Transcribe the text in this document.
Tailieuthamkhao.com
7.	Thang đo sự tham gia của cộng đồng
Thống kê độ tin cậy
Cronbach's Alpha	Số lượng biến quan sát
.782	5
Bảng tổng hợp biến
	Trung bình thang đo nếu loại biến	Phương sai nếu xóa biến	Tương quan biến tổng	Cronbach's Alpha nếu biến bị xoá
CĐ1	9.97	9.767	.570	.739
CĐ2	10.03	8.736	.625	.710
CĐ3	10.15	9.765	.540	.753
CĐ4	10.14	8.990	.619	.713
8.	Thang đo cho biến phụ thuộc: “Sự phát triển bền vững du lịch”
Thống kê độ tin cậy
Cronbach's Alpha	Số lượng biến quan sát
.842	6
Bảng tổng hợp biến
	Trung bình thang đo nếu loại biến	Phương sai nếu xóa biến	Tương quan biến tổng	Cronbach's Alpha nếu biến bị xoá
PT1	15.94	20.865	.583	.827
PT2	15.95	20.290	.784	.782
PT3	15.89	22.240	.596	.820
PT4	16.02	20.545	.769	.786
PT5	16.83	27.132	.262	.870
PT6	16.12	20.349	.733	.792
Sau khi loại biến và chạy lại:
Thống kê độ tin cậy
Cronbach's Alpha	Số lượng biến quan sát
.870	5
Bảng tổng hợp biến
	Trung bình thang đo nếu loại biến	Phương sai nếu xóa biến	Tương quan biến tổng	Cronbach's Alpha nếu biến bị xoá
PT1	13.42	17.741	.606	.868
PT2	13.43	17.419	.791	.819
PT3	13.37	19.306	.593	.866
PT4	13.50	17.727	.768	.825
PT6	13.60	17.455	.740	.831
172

* * * * * * *

| Exercise requirements |
Write the data out again in full and exactly.

| Exercise solution |
Transcribe the text in this document.
Tailieuthamkhao.com
7.	Thang đo sự tham gia của cộng đồng
Thống kê độ tin cậy
Cronbach's Alpha	Số lượng biến quan sát
.782	5
Bảng tổng hợp biến
	Trung bình thang đo nếu loại biến	Phương sai nếu xóa biến	Tương quan biến tổng	Cronbach's Alpha nếu biến bị xoá
CĐ1	9.97	9.767	.570	.739
CĐ2	10.03	8.736	.625	.710
CĐ3	10.15	9.765	.540	.753
CĐ4	10.14	8.990	.619	.713
8.	Thang đo cho biến phụ thuộc: “Sự phát triển bền vững du lịch”
Thống kê độ tin cậy
Cronbach's Alpha	Số lượng biến quan sát
.842	6
Bảng tổng hợp biến
	Trung bình thang đo nếu loại biến	Phương sai nếu xóa biến	Tương quan biến tổng	Cronbach's Alpha nếu biến bị xoá
PT1	15.94	20.865	.583	.827
PT2	15.95	20.290	.784	.782
PT3	15.89	22.240	.596	.820
PT4	16.02	20.545	.769	.786
PT5	16.83	27.132	.262	.870
PT6	16.12	20.349	.733	.792
Sau khi loại biến và chạy lại:
Thống kê độ tin cậy
Cronbach's Alpha	Số lượng biến quan sát
.870	5
Bảng tổng hợp biến
	Trung bình thang đo nếu loại biến	Phương sai nếu xóa biến	Tương quan biến tổng	Cronbach's Alpha nếu biến bị xoá
PT1	13.42	17.741	.606	.868
PT2	13.43	17.419	.791	.819
PT3	13.37	19.306	.593	.866
PT4	13.50	17.727	.768	.825
PT6	13.60	17.455	.740	.831
172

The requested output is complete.